Return, exactly, the line that contains "What does this" together with all lines after it to the end of the entries, and no further lines.
↓
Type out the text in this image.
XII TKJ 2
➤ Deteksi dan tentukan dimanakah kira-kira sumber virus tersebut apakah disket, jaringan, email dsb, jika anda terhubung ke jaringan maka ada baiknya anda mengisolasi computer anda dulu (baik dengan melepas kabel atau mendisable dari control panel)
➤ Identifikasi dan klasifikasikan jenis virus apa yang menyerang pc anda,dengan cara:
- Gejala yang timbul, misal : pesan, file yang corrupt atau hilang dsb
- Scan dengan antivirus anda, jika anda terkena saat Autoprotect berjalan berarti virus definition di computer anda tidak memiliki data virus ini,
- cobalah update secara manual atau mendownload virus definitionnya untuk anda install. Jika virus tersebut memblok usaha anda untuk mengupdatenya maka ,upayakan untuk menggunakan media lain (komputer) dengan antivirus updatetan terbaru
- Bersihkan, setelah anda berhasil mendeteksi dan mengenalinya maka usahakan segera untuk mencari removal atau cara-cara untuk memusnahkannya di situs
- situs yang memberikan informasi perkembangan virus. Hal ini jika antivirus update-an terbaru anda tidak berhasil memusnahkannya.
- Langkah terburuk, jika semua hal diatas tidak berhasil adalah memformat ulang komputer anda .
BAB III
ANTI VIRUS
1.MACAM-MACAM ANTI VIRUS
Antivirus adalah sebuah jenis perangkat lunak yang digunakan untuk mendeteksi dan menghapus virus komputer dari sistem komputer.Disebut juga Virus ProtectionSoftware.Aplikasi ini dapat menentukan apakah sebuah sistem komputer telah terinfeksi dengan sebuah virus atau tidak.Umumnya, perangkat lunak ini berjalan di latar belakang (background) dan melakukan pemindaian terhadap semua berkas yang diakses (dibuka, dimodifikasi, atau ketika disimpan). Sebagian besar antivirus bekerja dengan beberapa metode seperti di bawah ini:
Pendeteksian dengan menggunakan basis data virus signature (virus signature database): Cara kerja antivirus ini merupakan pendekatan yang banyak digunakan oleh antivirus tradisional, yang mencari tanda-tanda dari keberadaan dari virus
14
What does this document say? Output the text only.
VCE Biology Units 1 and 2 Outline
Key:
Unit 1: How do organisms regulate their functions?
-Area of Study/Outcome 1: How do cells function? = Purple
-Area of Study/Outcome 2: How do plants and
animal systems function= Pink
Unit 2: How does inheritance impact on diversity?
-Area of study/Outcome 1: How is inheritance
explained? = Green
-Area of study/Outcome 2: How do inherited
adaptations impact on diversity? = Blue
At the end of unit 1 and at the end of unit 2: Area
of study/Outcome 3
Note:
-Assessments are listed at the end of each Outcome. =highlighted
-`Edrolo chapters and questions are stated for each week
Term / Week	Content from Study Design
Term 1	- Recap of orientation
↑
## EXERCISE ANSWER
What does this document say? Output the text only.
VCE Biology Units 1 and 2 Outline
Key:
Unit 1: How do organisms regulate their functions?
-Area of Study/Outcome 1: How do cells function? = Purple
-Area of Study/Outcome 2: How do plants and
animal systems function= Pink
Unit 2: How does inheritance impact on diversity?
-Area of study/Outcome 1: How is inheritance
explained? = Green
-Area of study/Outcome 2: How do inherited
adaptations impact on diversity? = Blue
At the end of unit 1 and at the end of unit 2: Area
of study/Outcome 3
Note:
-Assessments are listed at the end of each Outcome. =highlighted
-`Edrolo chapters and questions are stated for each week
Term / Week	Content from Study Design
Term 1	- Recap of orientation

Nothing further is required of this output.